### Problem statement:
Read the entries below and pull out each line with the string "stojala".
<<<<
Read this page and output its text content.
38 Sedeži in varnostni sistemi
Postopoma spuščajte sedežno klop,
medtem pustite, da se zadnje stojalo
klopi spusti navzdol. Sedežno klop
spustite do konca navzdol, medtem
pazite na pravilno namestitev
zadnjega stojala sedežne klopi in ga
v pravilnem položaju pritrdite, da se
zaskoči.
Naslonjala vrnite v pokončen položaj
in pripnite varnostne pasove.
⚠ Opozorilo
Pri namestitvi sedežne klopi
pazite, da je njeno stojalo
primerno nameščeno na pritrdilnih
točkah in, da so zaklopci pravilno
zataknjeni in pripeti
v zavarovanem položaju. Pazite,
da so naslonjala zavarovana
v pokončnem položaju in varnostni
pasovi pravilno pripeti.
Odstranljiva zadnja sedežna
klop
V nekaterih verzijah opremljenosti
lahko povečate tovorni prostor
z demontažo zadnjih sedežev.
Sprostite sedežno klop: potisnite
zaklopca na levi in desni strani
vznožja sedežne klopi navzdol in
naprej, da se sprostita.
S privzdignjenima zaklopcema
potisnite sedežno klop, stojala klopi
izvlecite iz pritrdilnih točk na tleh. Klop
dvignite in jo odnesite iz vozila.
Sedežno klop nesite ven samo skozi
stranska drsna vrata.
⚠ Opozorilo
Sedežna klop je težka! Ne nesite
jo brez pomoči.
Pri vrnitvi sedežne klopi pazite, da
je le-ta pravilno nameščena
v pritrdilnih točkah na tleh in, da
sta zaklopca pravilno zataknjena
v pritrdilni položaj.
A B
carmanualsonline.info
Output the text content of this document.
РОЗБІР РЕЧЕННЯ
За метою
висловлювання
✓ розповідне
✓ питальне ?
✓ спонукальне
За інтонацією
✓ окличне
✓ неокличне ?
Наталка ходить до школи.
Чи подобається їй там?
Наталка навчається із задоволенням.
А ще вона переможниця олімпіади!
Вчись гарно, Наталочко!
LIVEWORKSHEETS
>>>>
<<<<
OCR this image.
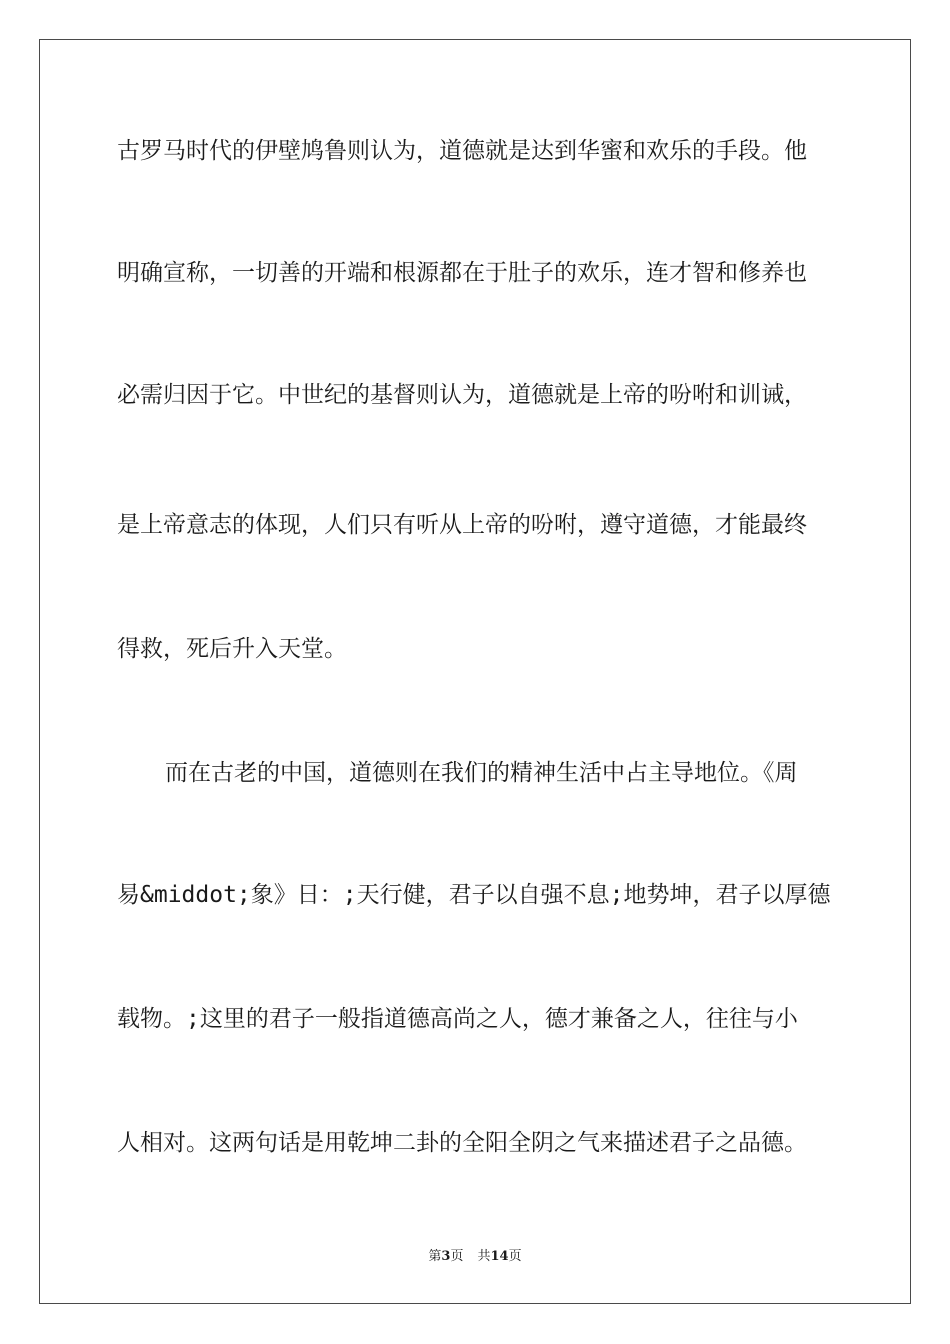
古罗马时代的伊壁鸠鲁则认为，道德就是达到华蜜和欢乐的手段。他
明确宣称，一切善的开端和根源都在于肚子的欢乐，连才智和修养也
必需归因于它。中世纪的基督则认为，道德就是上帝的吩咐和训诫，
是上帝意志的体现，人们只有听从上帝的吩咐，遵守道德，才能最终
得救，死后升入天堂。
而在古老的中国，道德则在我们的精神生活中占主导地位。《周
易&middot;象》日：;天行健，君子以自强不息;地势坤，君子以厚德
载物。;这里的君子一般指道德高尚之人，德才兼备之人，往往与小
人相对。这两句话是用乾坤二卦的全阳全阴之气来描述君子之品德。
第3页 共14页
>>>>
### Completed task:
zadnjega stojala sedežne klopi in ga
potisnite sedežno klop, stojala klopi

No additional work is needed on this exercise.